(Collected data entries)
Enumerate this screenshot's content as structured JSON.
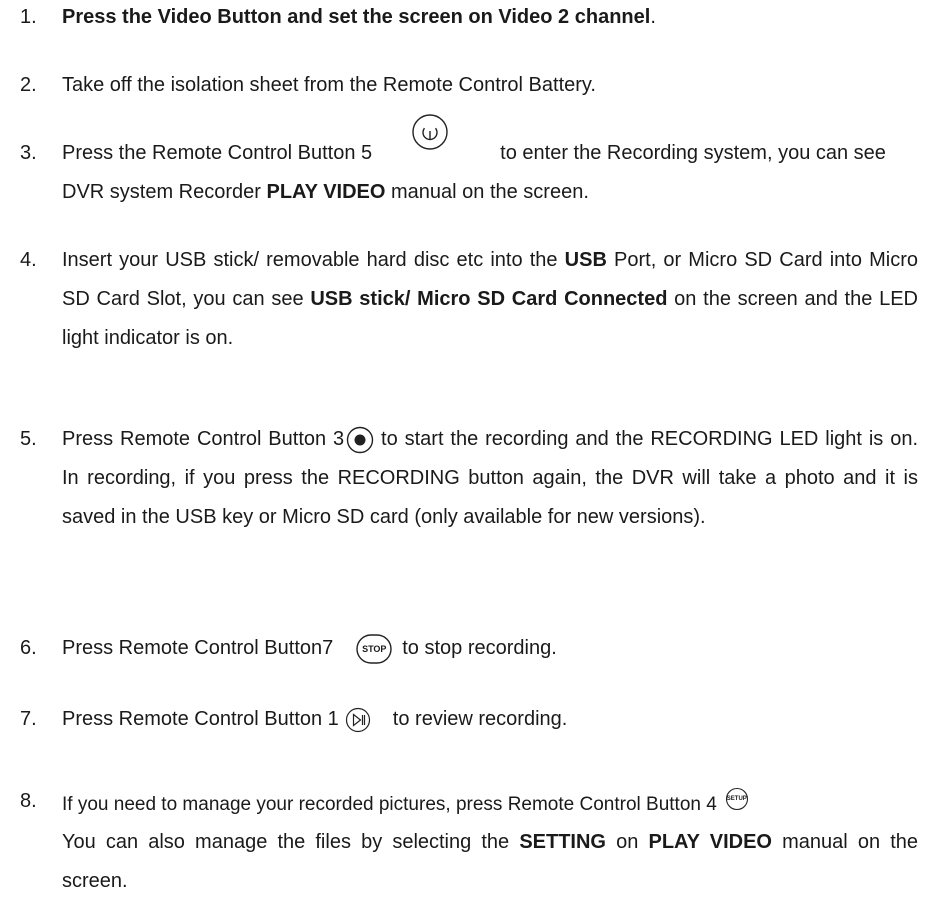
{
  "steps": [
    {
      "num": "1.",
      "parts": [
        "Press the Video Button and set the screen on Video 2 channel",
        "."
      ]
    },
    {
      "num": "2.",
      "parts": [
        "Take off the isolation sheet from the Remote Control Battery."
      ]
    },
    {
      "num": "3.",
      "parts": [
        "Press the Remote Control Button 5",
        "to enter the Recording system, you can see DVR system Recorder ",
        "PLAY VIDEO",
        " manual on the screen."
      ]
    },
    {
      "num": "4.",
      "parts": [
        "Insert your USB stick/ removable hard disc etc into the ",
        "USB",
        " Port, or Micro SD Card into Micro SD Card Slot, you can see ",
        "USB stick/ Micro SD Card Connected",
        " on the screen and the LED light indicator is on."
      ]
    },
    {
      "num": "5.",
      "parts": [
        "Press Remote Control Button 3",
        " to start the recording and the RECORDING LED light is on. In recording, if you press the RECORDING button again, the DVR will take a photo and it is saved in the USB key or Micro SD card (only available for new versions)."
      ]
    },
    {
      "num": "6.",
      "parts": [
        "Press Remote Control Button7",
        "to stop recording."
      ]
    },
    {
      "num": "7.",
      "parts": [
        "Press Remote Control Button 1",
        "to review recording."
      ]
    },
    {
      "num": "8.",
      "parts": [
        "If you need to manage your recorded pictures, press Remote Control Button 4",
        "You can also manage the files by selecting the ",
        "SETTING",
        " on ",
        "PLAY VIDEO",
        " manual on the screen."
      ]
    }
  ],
  "icons": {
    "stop_label": "STOP",
    "setup_label": "SETUP"
  }
}
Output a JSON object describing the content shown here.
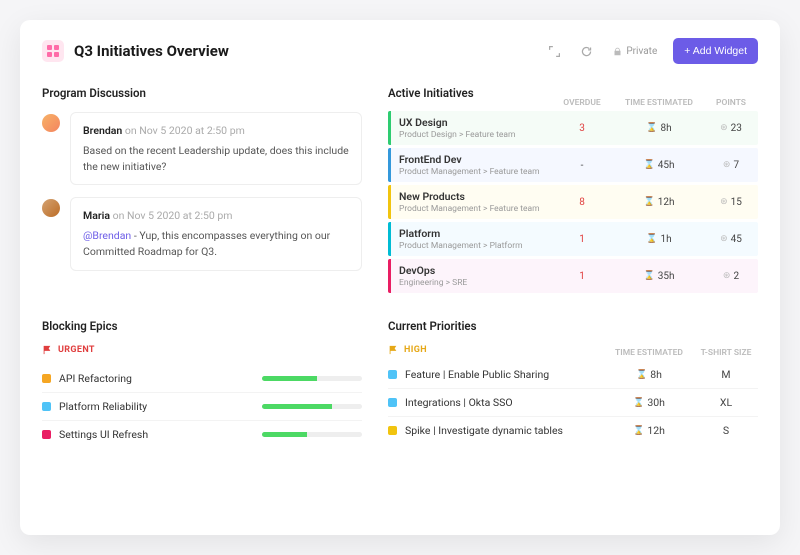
{
  "header": {
    "title": "Q3 Initiatives Overview",
    "privacy": "Private",
    "add_widget": "+ Add Widget"
  },
  "discussion": {
    "title": "Program Discussion",
    "comments": [
      {
        "author": "Brendan",
        "time": "on Nov 5 2020 at 2:50 pm",
        "body": "Based on the recent Leadership update, does this include the new initiative?"
      },
      {
        "author": "Maria",
        "time": "on Nov 5 2020 at 2:50 pm",
        "mention": "@Brendan",
        "body": " - Yup, this encompasses everything on our Committed Roadmap for Q3."
      }
    ]
  },
  "initiatives": {
    "title": "Active Initiatives",
    "cols": {
      "overdue": "OVERDUE",
      "time": "TIME ESTIMATED",
      "points": "POINTS"
    },
    "rows": [
      {
        "name": "UX Design",
        "path": "Product Design > Feature team",
        "overdue": "3",
        "time": "8h",
        "points": "23"
      },
      {
        "name": "FrontEnd Dev",
        "path": "Product Management > Feature team",
        "overdue": "-",
        "time": "45h",
        "points": "7"
      },
      {
        "name": "New Products",
        "path": "Product Management > Feature team",
        "overdue": "8",
        "time": "12h",
        "points": "15"
      },
      {
        "name": "Platform",
        "path": "Product Management > Platform",
        "overdue": "1",
        "time": "1h",
        "points": "45"
      },
      {
        "name": "DevOps",
        "path": "Engineering > SRE",
        "overdue": "1",
        "time": "35h",
        "points": "2"
      }
    ]
  },
  "epics": {
    "title": "Blocking Epics",
    "flag": "URGENT",
    "rows": [
      {
        "name": "API Refactoring",
        "progress": 55
      },
      {
        "name": "Platform Reliability",
        "progress": 70
      },
      {
        "name": "Settings UI Refresh",
        "progress": 45
      }
    ]
  },
  "priorities": {
    "title": "Current Priorities",
    "flag": "HIGH",
    "cols": {
      "time": "TIME ESTIMATED",
      "size": "T-SHIRT SIZE"
    },
    "rows": [
      {
        "name": "Feature | Enable Public Sharing",
        "time": "8h",
        "size": "M"
      },
      {
        "name": "Integrations | Okta SSO",
        "time": "30h",
        "size": "XL"
      },
      {
        "name": "Spike | Investigate dynamic tables",
        "time": "12h",
        "size": "S"
      }
    ]
  }
}
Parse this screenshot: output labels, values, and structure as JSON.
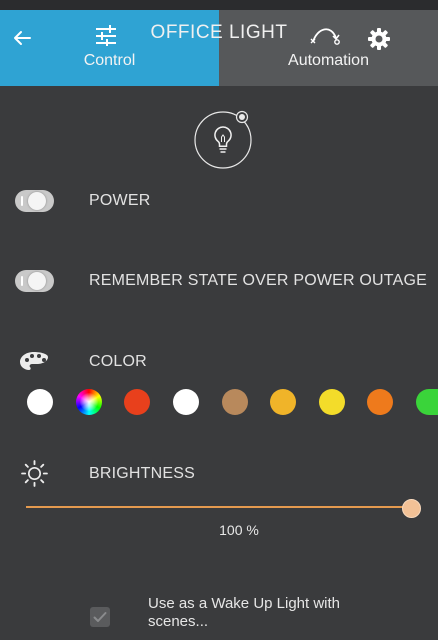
{
  "header": {
    "title": "OFFICE LIGHT",
    "tabs": [
      {
        "label": "Control",
        "icon": "sliders-icon",
        "active": true
      },
      {
        "label": "Automation",
        "icon": "automation-curve-icon",
        "active": false
      }
    ],
    "colors": {
      "active_tab": "#2fa3d3",
      "header_bg": "#56585a"
    }
  },
  "device": {
    "icon": "lightbulb-icon"
  },
  "power": {
    "label": "POWER",
    "on": false
  },
  "remember_state": {
    "label": "REMEMBER STATE OVER POWER OUTAGE",
    "on": false
  },
  "color": {
    "label": "COLOR",
    "icon": "palette-icon",
    "swatches": [
      "#ffffff",
      "rainbow",
      "#e8401c",
      "#ffffff",
      "#b8895c",
      "#f0b429",
      "#f3dc2a",
      "#ee7a1c",
      "#3ad43a"
    ]
  },
  "brightness": {
    "label": "BRIGHTNESS",
    "icon": "sun-icon",
    "value": 100,
    "value_text": "100 %",
    "accent": "#e49a4f"
  },
  "wake_up": {
    "label": "Use as a Wake Up Light with scenes...",
    "checked": true
  }
}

= To be done =
Leave the pictures out and reproduce all of the records exactly.

= Solution to this task =
Enumerate this screenshot's content as structured JSON.
{
  "steps": [
    {
      "num": "1.",
      "parts": [
        "Press the Video Button and set the screen on Video 2 channel",
        "."
      ]
    },
    {
      "num": "2.",
      "parts": [
        "Take off the isolation sheet from the Remote Control Battery."
      ]
    },
    {
      "num": "3.",
      "parts": [
        "Press the Remote Control Button 5",
        "to enter the Recording system, you can see DVR system Recorder ",
        "PLAY VIDEO",
        " manual on the screen."
      ]
    },
    {
      "num": "4.",
      "parts": [
        "Insert your USB stick/ removable hard disc etc into the ",
        "USB",
        " Port, or Micro SD Card into Micro SD Card Slot, you can see ",
        "USB stick/ Micro SD Card Connected",
        " on the screen and the LED light indicator is on."
      ]
    },
    {
      "num": "5.",
      "parts": [
        "Press Remote Control Button 3",
        " to start the recording and the RECORDING LED light is on. In recording, if you press the RECORDING button again, the DVR will take a photo and it is saved in the USB key or Micro SD card (only available for new versions)."
      ]
    },
    {
      "num": "6.",
      "parts": [
        "Press Remote Control Button7",
        "to stop recording."
      ]
    },
    {
      "num": "7.",
      "parts": [
        "Press Remote Control Button 1",
        "to review recording."
      ]
    },
    {
      "num": "8.",
      "parts": [
        "If you need to manage your recorded pictures, press Remote Control Button 4",
        "You can also manage the files by selecting the ",
        "SETTING",
        " on ",
        "PLAY VIDEO",
        " manual on the screen."
      ]
    }
  ],
  "icons": {
    "stop_label": "STOP",
    "setup_label": "SETUP"
  }
}
Output a JSON object describing the content shown here.
{
  "header": {
    "title": "Q3 Initiatives Overview",
    "privacy": "Private",
    "add_widget": "+ Add Widget"
  },
  "discussion": {
    "title": "Program Discussion",
    "comments": [
      {
        "author": "Brendan",
        "time": "on Nov 5 2020 at 2:50 pm",
        "body": "Based on the recent Leadership update, does this include the new initiative?"
      },
      {
        "author": "Maria",
        "time": "on Nov 5 2020 at 2:50 pm",
        "mention": "@Brendan",
        "body": " - Yup, this encompasses everything on our Committed Roadmap for Q3."
      }
    ]
  },
  "initiatives": {
    "title": "Active Initiatives",
    "cols": {
      "overdue": "OVERDUE",
      "time": "TIME ESTIMATED",
      "points": "POINTS"
    },
    "rows": [
      {
        "name": "UX Design",
        "path": "Product Design > Feature team",
        "overdue": "3",
        "time": "8h",
        "points": "23"
      },
      {
        "name": "FrontEnd Dev",
        "path": "Product Management > Feature team",
        "overdue": "-",
        "time": "45h",
        "points": "7"
      },
      {
        "name": "New Products",
        "path": "Product Management > Feature team",
        "overdue": "8",
        "time": "12h",
        "points": "15"
      },
      {
        "name": "Platform",
        "path": "Product Management > Platform",
        "overdue": "1",
        "time": "1h",
        "points": "45"
      },
      {
        "name": "DevOps",
        "path": "Engineering > SRE",
        "overdue": "1",
        "time": "35h",
        "points": "2"
      }
    ]
  },
  "epics": {
    "title": "Blocking Epics",
    "flag": "URGENT",
    "rows": [
      {
        "name": "API Refactoring",
        "progress": 55
      },
      {
        "name": "Platform Reliability",
        "progress": 70
      },
      {
        "name": "Settings UI Refresh",
        "progress": 45
      }
    ]
  },
  "priorities": {
    "title": "Current Priorities",
    "flag": "HIGH",
    "cols": {
      "time": "TIME ESTIMATED",
      "size": "T-SHIRT SIZE"
    },
    "rows": [
      {
        "name": "Feature | Enable Public Sharing",
        "time": "8h",
        "size": "M"
      },
      {
        "name": "Integrations | Okta SSO",
        "time": "30h",
        "size": "XL"
      },
      {
        "name": "Spike | Investigate dynamic tables",
        "time": "12h",
        "size": "S"
      }
    ]
  }
}
Parse this screenshot: output labels, values, and structure as JSON.
{
  "header": {
    "title": "OFFICE LIGHT",
    "tabs": [
      {
        "label": "Control",
        "icon": "sliders-icon",
        "active": true
      },
      {
        "label": "Automation",
        "icon": "automation-curve-icon",
        "active": false
      }
    ],
    "colors": {
      "active_tab": "#2fa3d3",
      "header_bg": "#56585a"
    }
  },
  "device": {
    "icon": "lightbulb-icon"
  },
  "power": {
    "label": "POWER",
    "on": false
  },
  "remember_state": {
    "label": "REMEMBER STATE OVER POWER OUTAGE",
    "on": false
  },
  "color": {
    "label": "COLOR",
    "icon": "palette-icon",
    "swatches": [
      "#ffffff",
      "rainbow",
      "#e8401c",
      "#ffffff",
      "#b8895c",
      "#f0b429",
      "#f3dc2a",
      "#ee7a1c",
      "#3ad43a"
    ]
  },
  "brightness": {
    "label": "BRIGHTNESS",
    "icon": "sun-icon",
    "value": 100,
    "value_text": "100 %",
    "accent": "#e49a4f"
  },
  "wake_up": {
    "label": "Use as a Wake Up Light with scenes...",
    "checked": true
  }
}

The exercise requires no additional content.